[Collection entries]

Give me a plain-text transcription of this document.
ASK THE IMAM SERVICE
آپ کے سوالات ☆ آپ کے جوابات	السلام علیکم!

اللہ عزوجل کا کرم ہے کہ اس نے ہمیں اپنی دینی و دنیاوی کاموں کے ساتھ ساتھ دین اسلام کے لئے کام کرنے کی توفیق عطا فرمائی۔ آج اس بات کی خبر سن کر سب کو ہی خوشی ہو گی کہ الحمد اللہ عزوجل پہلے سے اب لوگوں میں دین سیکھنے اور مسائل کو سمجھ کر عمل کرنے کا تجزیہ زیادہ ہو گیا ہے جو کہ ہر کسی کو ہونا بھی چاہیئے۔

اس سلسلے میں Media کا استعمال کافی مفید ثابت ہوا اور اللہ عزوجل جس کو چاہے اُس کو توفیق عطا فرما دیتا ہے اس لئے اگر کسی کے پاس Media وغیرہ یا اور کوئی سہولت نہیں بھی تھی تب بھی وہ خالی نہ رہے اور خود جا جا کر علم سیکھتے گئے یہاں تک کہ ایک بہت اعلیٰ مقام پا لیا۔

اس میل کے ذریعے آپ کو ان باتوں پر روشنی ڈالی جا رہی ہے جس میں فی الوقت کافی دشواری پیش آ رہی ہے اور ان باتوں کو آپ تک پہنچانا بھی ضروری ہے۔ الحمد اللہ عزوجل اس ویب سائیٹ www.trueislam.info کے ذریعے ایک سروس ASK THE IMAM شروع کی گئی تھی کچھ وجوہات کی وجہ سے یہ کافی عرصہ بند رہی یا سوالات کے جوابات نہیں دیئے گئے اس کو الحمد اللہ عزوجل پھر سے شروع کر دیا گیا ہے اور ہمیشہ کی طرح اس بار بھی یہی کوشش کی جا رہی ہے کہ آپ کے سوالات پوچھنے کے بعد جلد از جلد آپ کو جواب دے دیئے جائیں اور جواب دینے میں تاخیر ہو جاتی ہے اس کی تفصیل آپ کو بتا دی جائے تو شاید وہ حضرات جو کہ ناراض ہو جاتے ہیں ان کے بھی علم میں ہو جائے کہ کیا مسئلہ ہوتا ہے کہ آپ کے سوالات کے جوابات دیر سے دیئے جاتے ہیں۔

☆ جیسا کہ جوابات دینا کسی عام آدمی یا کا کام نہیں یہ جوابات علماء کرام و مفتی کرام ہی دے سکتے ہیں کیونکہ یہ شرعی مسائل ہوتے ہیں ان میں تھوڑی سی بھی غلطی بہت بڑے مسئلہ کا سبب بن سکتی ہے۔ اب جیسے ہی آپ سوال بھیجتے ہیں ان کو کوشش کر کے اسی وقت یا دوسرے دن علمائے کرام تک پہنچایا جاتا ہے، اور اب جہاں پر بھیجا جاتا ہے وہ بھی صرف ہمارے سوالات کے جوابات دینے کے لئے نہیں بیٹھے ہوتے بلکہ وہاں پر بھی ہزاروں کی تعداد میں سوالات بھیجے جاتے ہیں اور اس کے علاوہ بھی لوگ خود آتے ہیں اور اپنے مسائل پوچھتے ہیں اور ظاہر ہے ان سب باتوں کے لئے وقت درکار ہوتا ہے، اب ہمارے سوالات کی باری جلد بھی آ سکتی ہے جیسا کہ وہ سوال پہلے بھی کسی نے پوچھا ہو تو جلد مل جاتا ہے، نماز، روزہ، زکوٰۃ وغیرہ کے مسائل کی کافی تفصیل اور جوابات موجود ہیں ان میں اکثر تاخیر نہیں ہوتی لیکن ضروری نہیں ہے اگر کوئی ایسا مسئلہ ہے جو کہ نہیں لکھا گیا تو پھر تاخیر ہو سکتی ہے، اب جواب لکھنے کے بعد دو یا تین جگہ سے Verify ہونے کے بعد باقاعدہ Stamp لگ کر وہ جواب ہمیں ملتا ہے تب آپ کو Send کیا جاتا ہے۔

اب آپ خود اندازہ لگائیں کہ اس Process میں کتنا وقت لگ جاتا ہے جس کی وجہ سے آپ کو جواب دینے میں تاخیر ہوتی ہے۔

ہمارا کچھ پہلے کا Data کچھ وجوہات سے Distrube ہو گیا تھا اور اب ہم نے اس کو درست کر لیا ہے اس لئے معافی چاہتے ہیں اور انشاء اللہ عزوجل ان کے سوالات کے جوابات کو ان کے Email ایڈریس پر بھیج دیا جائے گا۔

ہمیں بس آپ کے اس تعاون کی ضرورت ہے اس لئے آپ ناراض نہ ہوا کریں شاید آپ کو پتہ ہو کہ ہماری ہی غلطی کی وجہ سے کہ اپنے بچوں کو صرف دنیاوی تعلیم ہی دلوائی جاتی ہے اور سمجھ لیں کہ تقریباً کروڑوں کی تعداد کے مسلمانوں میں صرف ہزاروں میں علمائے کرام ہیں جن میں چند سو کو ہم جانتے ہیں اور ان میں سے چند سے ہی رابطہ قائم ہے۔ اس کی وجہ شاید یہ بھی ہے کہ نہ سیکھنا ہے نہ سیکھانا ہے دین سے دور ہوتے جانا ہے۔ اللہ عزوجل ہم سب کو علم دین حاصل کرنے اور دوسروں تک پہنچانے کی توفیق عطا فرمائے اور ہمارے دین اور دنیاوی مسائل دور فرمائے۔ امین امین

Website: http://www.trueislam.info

CHALLENGE — The records above are to be copied in full, exactly as written.

WORKED ANSWER —
Give me a plain-text transcription of this document.
ASK THE IMAM SERVICE
آپ کے سوالات ☆ آپ کے جوابات	السلام علیکم!

اللہ عزوجل کا کرم ہے کہ اس نے ہمیں اپنی دینی و دنیاوی کاموں کے ساتھ ساتھ دین اسلام کے لئے کام کرنے کی توفیق عطا فرمائی۔ آج اس بات کی خبر سن کر سب کو ہی خوشی ہو گی کہ الحمد اللہ عزوجل پہلے سے اب لوگوں میں دین سیکھنے اور مسائل کو سمجھ کر عمل کرنے کا تجزیہ زیادہ ہو گیا ہے جو کہ ہر کسی کو ہونا بھی چاہیئے۔

اس سلسلے میں Media کا استعمال کافی مفید ثابت ہوا اور اللہ عزوجل جس کو چاہے اُس کو توفیق عطا فرما دیتا ہے اس لئے اگر کسی کے پاس Media وغیرہ یا اور کوئی سہولت نہیں بھی تھی تب بھی وہ خالی نہ رہے اور خود جا جا کر علم سیکھتے گئے یہاں تک کہ ایک بہت اعلیٰ مقام پا لیا۔

اس میل کے ذریعے آپ کو ان باتوں پر روشنی ڈالی جا رہی ہے جس میں فی الوقت کافی دشواری پیش آ رہی ہے اور ان باتوں کو آپ تک پہنچانا بھی ضروری ہے۔ الحمد اللہ عزوجل اس ویب سائیٹ www.trueislam.info کے ذریعے ایک سروس ASK THE IMAM شروع کی گئی تھی کچھ وجوہات کی وجہ سے یہ کافی عرصہ بند رہی یا سوالات کے جوابات نہیں دیئے گئے اس کو الحمد اللہ عزوجل پھر سے شروع کر دیا گیا ہے اور ہمیشہ کی طرح اس بار بھی یہی کوشش کی جا رہی ہے کہ آپ کے سوالات پوچھنے کے بعد جلد از جلد آپ کو جواب دے دیئے جائیں اور جواب دینے میں تاخیر ہو جاتی ہے اس کی تفصیل آپ کو بتا دی جائے تو شاید وہ حضرات جو کہ ناراض ہو جاتے ہیں ان کے بھی علم میں ہو جائے کہ کیا مسئلہ ہوتا ہے کہ آپ کے سوالات کے جوابات دیر سے دیئے جاتے ہیں۔

☆ جیسا کہ جوابات دینا کسی عام آدمی یا کا کام نہیں یہ جوابات علماء کرام و مفتی کرام ہی دے سکتے ہیں کیونکہ یہ شرعی مسائل ہوتے ہیں ان میں تھوڑی سی بھی غلطی بہت بڑے مسئلہ کا سبب بن سکتی ہے۔ اب جیسے ہی آپ سوال بھیجتے ہیں ان کو کوشش کر کے اسی وقت یا دوسرے دن علمائے کرام تک پہنچایا جاتا ہے، اور اب جہاں پر بھیجا جاتا ہے وہ بھی صرف ہمارے سوالات کے جوابات دینے کے لئے نہیں بیٹھے ہوتے بلکہ وہاں پر بھی ہزاروں کی تعداد میں سوالات بھیجے جاتے ہیں اور اس کے علاوہ بھی لوگ خود آتے ہیں اور اپنے مسائل پوچھتے ہیں اور ظاہر ہے ان سب باتوں کے لئے وقت درکار ہوتا ہے، اب ہمارے سوالات کی باری جلد بھی آ سکتی ہے جیسا کہ وہ سوال پہلے بھی کسی نے پوچھا ہو تو جلد مل جاتا ہے، نماز، روزہ، زکوٰۃ وغیرہ کے مسائل کی کافی تفصیل اور جوابات موجود ہیں ان میں اکثر تاخیر نہیں ہوتی لیکن ضروری نہیں ہے اگر کوئی ایسا مسئلہ ہے جو کہ نہیں لکھا گیا تو پھر تاخیر ہو سکتی ہے، اب جواب لکھنے کے بعد دو یا تین جگہ سے Verify ہونے کے بعد باقاعدہ Stamp لگ کر وہ جواب ہمیں ملتا ہے تب آپ کو Send کیا جاتا ہے۔

اب آپ خود اندازہ لگائیں کہ اس Process میں کتنا وقت لگ جاتا ہے جس کی وجہ سے آپ کو جواب دینے میں تاخیر ہوتی ہے۔

ہمارا کچھ پہلے کا Data کچھ وجوہات سے Distrube ہو گیا تھا اور اب ہم نے اس کو درست کر لیا ہے اس لئے معافی چاہتے ہیں اور انشاء اللہ عزوجل ان کے سوالات کے جوابات کو ان کے Email ایڈریس پر بھیج دیا جائے گا۔

ہمیں بس آپ کے اس تعاون کی ضرورت ہے اس لئے آپ ناراض نہ ہوا کریں شاید آپ کو پتہ ہو کہ ہماری ہی غلطی کی وجہ سے کہ اپنے بچوں کو صرف دنیاوی تعلیم ہی دلوائی جاتی ہے اور سمجھ لیں کہ تقریباً کروڑوں کی تعداد کے مسلمانوں میں صرف ہزاروں میں علمائے کرام ہیں جن میں چند سو کو ہم جانتے ہیں اور ان میں سے چند سے ہی رابطہ قائم ہے۔ اس کی وجہ شاید یہ بھی ہے کہ نہ سیکھنا ہے نہ سیکھانا ہے دین سے دور ہوتے جانا ہے۔ اللہ عزوجل ہم سب کو علم دین حاصل کرنے اور دوسروں تک پہنچانے کی توفیق عطا فرمائے اور ہمارے دین اور دنیاوی مسائل دور فرمائے۔ امین امین

Website: http://www.trueislam.info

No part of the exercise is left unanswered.